## start

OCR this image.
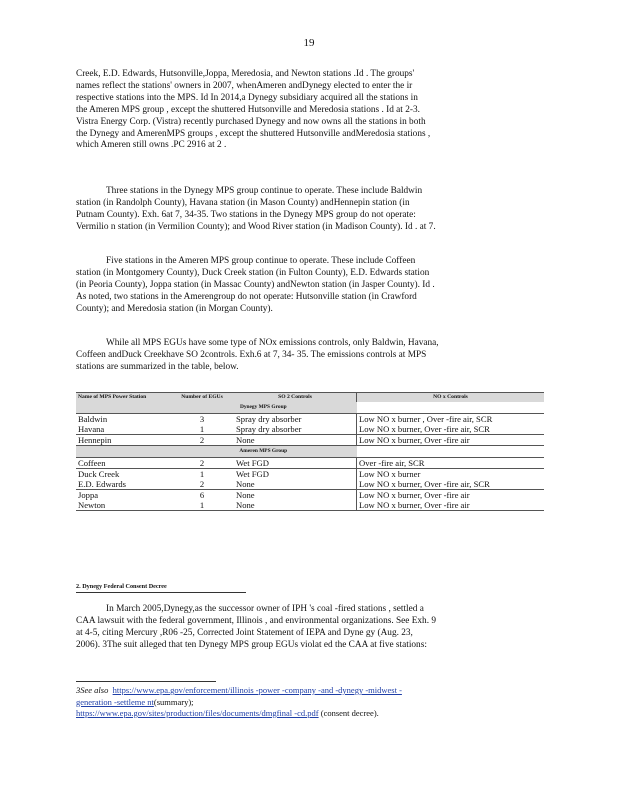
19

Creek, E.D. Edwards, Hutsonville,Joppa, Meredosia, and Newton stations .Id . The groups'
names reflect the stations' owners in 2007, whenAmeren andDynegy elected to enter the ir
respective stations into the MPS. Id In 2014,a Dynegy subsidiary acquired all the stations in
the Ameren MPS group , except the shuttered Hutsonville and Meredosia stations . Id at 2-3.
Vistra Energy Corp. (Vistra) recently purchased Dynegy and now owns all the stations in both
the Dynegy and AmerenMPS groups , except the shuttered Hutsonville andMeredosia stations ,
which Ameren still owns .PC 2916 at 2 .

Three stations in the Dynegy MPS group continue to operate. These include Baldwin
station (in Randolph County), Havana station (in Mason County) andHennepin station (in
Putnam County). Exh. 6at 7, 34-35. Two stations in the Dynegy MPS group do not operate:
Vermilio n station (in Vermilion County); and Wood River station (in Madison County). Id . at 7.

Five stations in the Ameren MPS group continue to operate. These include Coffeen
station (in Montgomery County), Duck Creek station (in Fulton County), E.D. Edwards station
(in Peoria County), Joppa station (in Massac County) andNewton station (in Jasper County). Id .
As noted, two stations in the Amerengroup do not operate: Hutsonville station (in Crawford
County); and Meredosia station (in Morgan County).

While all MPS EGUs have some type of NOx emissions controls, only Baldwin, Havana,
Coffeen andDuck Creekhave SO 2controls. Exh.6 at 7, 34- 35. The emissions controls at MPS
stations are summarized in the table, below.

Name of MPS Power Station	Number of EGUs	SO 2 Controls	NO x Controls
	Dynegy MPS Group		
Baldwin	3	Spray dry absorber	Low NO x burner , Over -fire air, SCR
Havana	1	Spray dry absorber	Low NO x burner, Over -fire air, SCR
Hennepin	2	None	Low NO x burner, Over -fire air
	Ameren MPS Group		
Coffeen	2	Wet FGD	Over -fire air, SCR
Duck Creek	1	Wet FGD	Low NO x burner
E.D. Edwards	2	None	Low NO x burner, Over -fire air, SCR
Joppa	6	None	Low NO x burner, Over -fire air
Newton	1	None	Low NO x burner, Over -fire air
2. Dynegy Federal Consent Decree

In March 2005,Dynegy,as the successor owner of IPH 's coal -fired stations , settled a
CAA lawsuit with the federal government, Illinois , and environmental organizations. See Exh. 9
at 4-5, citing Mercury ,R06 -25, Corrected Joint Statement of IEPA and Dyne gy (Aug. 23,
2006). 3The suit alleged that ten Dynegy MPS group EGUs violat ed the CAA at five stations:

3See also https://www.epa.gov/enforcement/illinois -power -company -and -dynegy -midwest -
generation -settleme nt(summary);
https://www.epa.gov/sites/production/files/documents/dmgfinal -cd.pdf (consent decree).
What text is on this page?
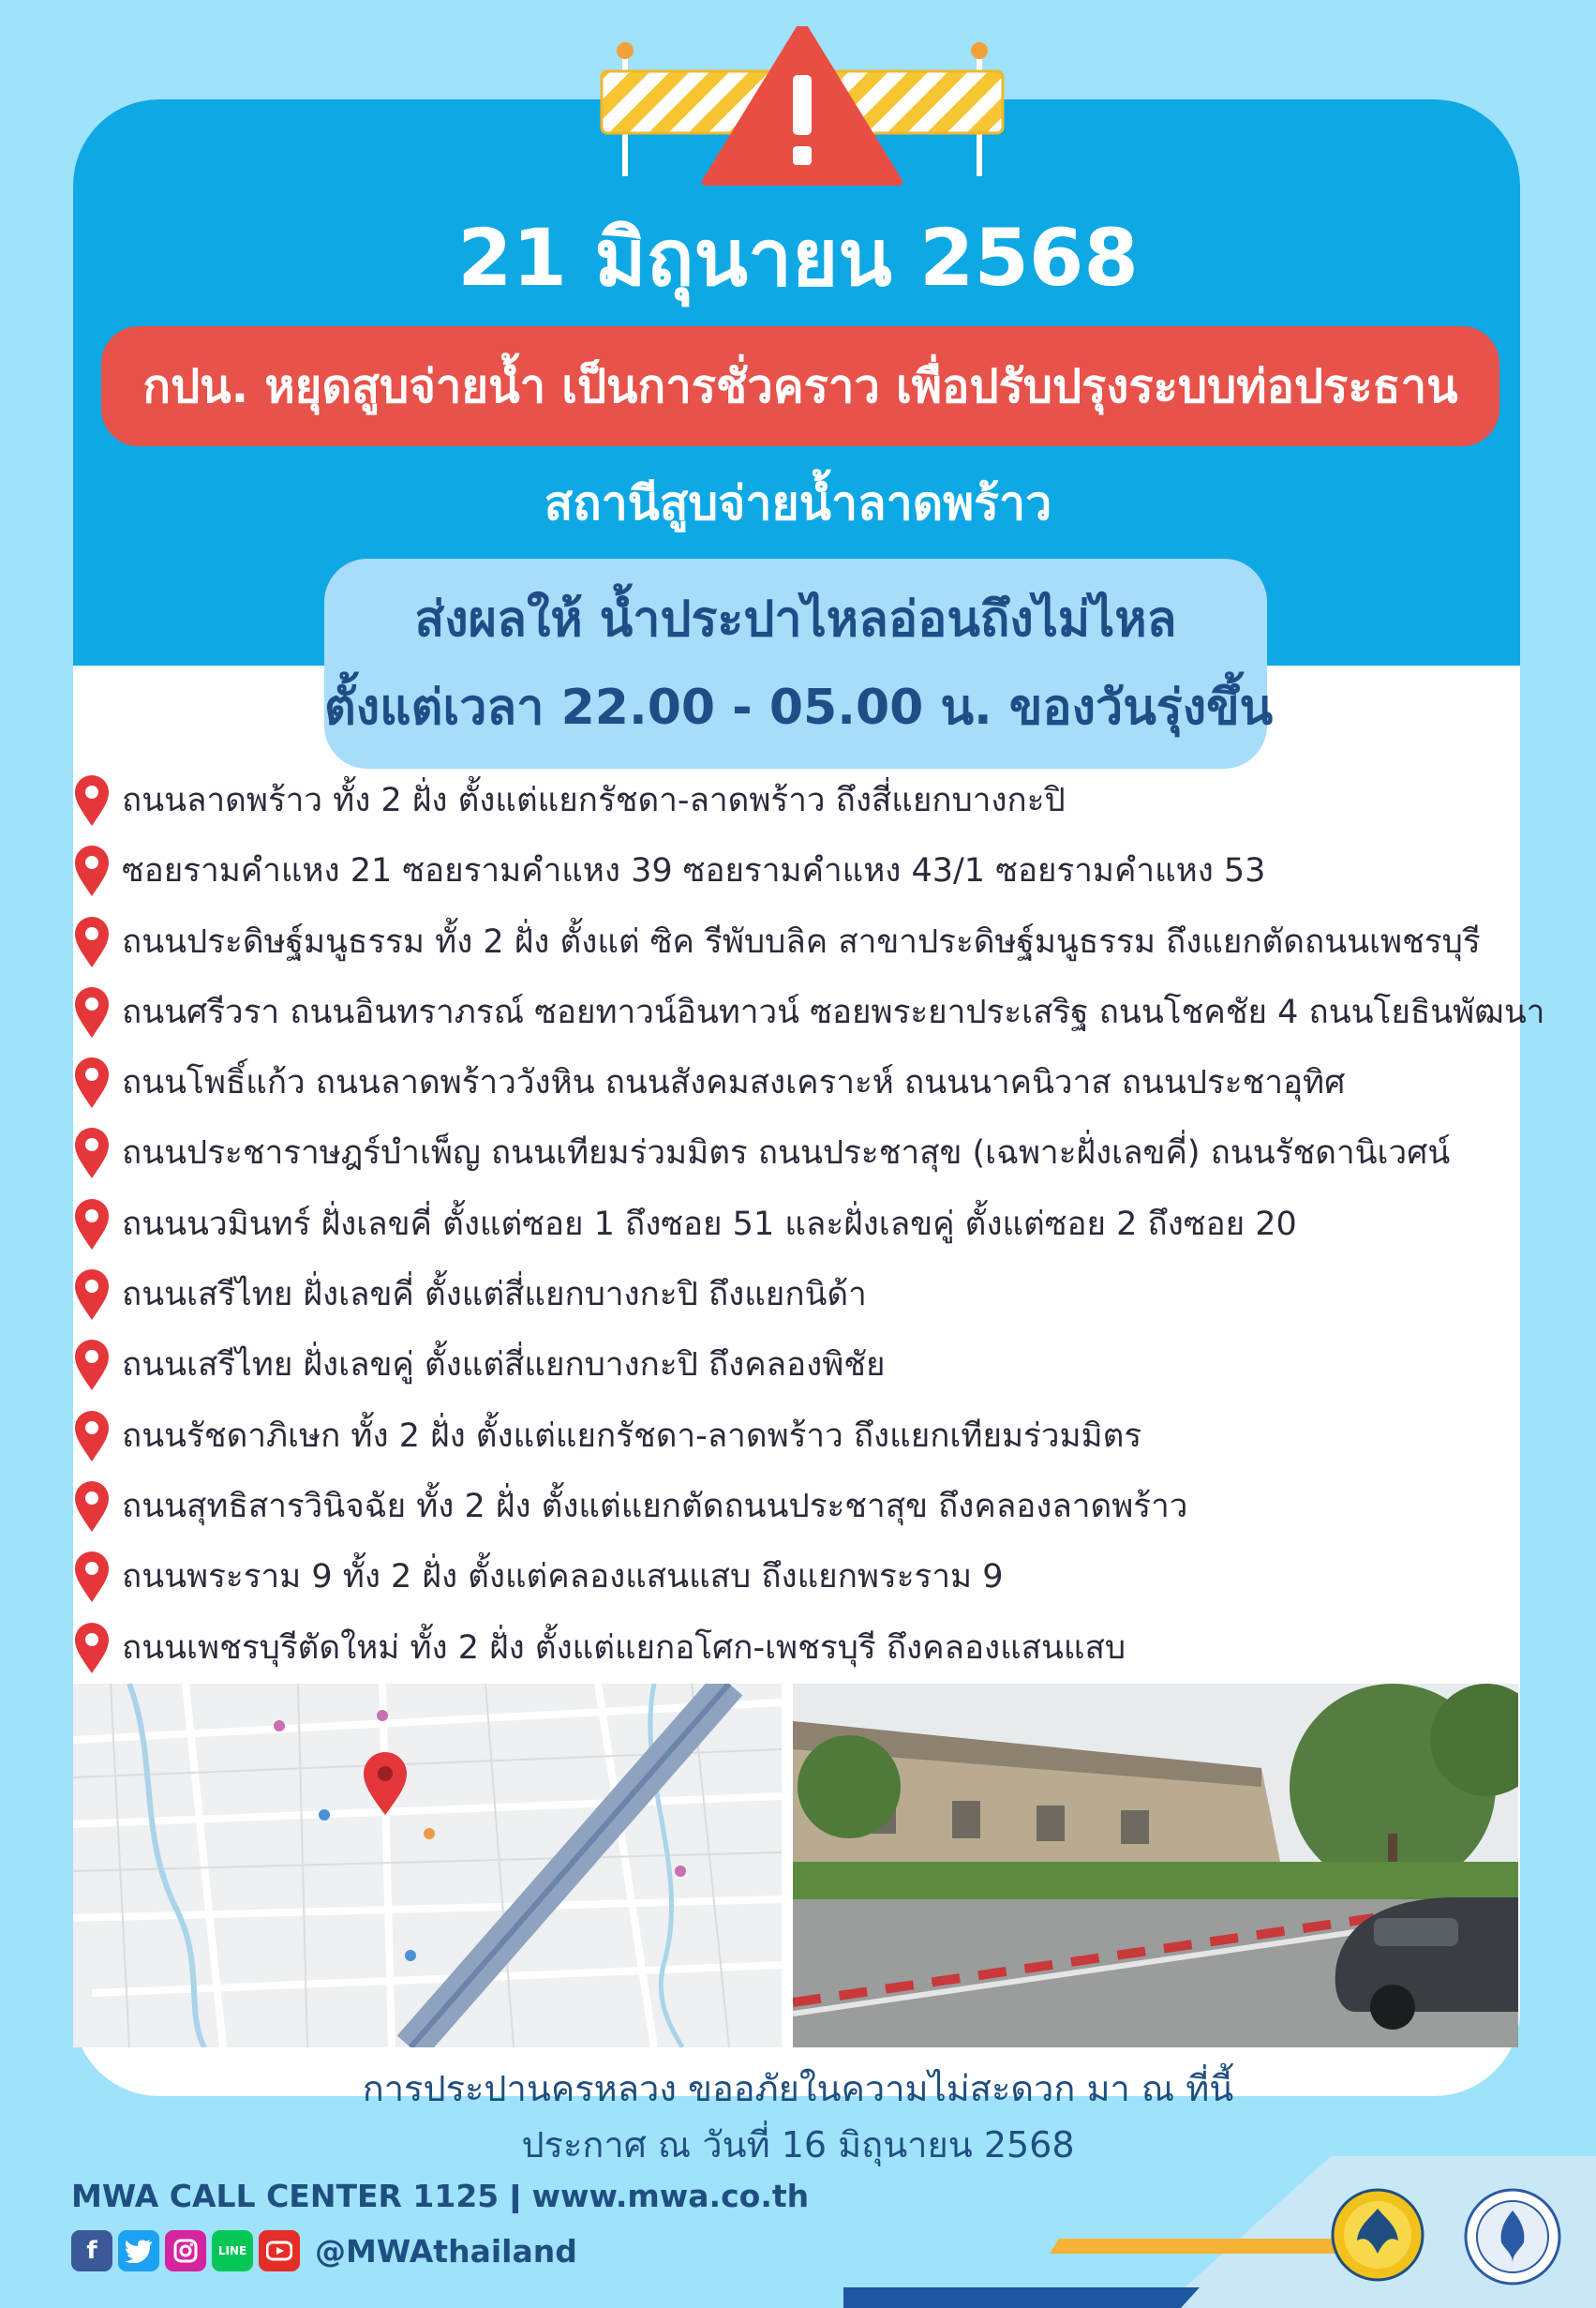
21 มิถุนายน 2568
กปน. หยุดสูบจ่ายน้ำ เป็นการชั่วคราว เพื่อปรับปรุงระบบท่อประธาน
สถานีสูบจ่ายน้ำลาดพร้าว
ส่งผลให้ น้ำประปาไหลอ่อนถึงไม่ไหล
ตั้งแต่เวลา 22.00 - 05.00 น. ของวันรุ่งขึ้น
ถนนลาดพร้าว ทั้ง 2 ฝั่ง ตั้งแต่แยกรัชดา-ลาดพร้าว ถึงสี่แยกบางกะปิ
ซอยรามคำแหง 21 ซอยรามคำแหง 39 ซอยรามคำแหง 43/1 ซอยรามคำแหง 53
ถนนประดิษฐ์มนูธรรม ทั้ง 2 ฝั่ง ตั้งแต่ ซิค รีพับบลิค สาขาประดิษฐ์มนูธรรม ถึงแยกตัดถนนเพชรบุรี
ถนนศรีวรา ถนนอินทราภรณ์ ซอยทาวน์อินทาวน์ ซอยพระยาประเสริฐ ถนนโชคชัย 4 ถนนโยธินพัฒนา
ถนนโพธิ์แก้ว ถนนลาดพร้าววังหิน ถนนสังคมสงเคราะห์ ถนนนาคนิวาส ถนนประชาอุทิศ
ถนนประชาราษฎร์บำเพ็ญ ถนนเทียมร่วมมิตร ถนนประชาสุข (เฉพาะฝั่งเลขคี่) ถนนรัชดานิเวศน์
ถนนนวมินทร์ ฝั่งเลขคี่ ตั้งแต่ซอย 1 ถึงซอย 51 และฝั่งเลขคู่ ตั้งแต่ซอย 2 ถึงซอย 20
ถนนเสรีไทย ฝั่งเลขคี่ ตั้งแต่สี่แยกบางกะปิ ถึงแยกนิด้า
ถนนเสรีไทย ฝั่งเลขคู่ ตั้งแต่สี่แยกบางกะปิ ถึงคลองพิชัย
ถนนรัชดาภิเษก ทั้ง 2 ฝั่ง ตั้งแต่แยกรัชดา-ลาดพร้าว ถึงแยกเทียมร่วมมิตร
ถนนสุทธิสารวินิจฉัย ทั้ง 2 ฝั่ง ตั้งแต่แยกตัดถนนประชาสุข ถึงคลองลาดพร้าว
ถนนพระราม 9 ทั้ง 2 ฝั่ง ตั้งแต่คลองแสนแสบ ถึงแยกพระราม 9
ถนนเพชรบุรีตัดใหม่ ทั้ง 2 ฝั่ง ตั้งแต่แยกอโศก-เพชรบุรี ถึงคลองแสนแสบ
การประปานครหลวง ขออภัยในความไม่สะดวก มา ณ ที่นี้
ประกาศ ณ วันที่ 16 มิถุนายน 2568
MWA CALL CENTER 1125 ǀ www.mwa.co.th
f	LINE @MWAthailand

## end

▶ WHAT TO DO
Among the lines of the records above, count those holding the string "ถนนเสร", and report only the number.

▶ EXERCISE RESULT
2